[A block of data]
--- begin ---
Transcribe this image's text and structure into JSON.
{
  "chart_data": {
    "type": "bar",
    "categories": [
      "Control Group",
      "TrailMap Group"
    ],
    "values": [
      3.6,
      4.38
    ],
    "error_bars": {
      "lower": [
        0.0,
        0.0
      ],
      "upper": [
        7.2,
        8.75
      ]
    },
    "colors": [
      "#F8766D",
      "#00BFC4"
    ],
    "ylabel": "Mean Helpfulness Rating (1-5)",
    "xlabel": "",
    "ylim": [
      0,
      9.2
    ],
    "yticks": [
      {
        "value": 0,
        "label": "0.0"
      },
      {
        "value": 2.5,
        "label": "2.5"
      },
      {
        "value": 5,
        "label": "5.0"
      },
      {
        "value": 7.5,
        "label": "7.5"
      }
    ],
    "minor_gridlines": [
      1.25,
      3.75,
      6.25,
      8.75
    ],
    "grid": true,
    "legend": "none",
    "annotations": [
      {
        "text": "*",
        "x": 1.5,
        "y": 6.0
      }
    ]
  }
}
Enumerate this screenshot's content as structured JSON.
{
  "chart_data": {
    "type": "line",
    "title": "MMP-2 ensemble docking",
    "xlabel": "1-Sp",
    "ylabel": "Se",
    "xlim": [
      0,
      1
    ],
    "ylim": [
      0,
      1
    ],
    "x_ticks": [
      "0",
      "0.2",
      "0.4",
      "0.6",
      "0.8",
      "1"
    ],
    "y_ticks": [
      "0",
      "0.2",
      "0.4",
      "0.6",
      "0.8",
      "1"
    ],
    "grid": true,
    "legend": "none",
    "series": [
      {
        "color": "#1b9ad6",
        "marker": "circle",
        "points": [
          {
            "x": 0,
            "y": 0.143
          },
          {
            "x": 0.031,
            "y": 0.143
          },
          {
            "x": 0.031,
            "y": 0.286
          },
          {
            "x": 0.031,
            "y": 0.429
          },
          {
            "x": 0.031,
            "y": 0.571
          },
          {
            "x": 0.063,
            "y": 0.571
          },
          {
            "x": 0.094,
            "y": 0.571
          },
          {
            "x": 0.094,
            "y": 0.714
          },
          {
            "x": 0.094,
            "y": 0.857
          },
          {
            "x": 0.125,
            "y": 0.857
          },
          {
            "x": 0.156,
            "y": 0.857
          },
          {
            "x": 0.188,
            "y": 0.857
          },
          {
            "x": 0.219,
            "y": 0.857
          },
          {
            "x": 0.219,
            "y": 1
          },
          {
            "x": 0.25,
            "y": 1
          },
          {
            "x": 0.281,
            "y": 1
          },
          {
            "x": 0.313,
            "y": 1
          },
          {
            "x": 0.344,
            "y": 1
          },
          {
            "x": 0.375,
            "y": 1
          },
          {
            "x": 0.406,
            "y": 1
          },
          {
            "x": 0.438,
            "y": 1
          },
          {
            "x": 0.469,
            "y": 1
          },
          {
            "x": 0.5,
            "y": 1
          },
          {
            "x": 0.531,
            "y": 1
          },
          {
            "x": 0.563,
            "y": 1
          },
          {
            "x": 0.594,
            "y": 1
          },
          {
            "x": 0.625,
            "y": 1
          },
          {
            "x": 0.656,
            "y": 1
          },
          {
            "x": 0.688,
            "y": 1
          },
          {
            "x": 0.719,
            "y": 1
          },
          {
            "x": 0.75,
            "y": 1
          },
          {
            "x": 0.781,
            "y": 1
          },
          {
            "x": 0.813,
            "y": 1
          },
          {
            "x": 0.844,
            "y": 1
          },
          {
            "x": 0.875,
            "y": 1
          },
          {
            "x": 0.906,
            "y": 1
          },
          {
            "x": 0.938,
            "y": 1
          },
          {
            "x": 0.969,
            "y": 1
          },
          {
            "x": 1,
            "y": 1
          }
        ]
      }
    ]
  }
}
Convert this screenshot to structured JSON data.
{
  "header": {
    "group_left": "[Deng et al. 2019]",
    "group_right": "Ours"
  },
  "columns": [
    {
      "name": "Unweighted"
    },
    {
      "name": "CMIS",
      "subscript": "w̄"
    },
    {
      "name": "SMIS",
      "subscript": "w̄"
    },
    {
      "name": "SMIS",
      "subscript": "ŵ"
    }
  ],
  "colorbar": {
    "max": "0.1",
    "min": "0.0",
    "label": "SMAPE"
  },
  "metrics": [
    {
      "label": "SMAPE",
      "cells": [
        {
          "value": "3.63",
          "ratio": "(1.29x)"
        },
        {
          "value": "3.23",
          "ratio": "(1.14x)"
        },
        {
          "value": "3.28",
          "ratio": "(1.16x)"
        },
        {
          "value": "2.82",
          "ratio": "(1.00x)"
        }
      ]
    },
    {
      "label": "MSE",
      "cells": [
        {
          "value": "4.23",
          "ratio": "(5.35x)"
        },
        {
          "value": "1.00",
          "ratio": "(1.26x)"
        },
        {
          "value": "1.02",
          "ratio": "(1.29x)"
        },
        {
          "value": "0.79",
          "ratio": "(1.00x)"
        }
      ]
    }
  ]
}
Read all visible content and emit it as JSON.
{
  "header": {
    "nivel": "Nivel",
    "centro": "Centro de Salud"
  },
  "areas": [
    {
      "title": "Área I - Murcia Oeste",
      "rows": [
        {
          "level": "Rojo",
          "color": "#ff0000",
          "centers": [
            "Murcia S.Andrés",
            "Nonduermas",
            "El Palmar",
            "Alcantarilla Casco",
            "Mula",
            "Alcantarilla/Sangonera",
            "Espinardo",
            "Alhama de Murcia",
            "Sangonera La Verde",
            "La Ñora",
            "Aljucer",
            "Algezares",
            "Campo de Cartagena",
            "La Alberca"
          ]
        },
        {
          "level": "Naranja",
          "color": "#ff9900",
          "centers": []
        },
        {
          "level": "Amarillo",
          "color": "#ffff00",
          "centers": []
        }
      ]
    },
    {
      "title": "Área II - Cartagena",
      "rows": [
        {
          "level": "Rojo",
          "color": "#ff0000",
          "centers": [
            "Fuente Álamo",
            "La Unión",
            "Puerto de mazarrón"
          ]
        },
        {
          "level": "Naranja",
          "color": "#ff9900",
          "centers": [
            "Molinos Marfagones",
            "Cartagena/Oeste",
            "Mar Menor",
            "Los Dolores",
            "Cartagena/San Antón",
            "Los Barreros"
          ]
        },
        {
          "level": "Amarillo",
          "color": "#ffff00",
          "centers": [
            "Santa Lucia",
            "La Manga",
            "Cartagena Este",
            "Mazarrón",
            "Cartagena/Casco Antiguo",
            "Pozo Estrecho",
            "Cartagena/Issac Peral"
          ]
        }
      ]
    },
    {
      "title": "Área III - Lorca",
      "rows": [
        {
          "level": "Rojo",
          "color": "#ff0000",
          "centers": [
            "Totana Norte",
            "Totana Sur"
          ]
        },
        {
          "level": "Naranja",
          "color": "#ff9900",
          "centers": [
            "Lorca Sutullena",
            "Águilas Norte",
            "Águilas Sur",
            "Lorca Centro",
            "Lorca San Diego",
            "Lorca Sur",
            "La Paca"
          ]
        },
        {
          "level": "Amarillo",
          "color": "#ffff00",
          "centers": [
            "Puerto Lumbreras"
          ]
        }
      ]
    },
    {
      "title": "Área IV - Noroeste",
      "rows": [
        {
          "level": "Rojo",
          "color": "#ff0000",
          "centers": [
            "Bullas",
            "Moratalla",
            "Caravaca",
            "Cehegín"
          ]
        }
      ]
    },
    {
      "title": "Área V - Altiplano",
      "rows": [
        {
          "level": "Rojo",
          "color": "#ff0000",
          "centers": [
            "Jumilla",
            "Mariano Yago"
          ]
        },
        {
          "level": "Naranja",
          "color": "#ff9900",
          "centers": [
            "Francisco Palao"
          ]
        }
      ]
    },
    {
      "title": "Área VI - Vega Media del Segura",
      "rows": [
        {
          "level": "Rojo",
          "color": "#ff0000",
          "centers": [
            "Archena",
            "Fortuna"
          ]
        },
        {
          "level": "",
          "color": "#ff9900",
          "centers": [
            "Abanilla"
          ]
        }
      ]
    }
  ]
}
--- end ---
*Exercise brief*. Return every line in the listing that contains the word "Sangonera".

*The solution*.
            "Alcantarilla/Sangonera",
            "Sangonera La Verde",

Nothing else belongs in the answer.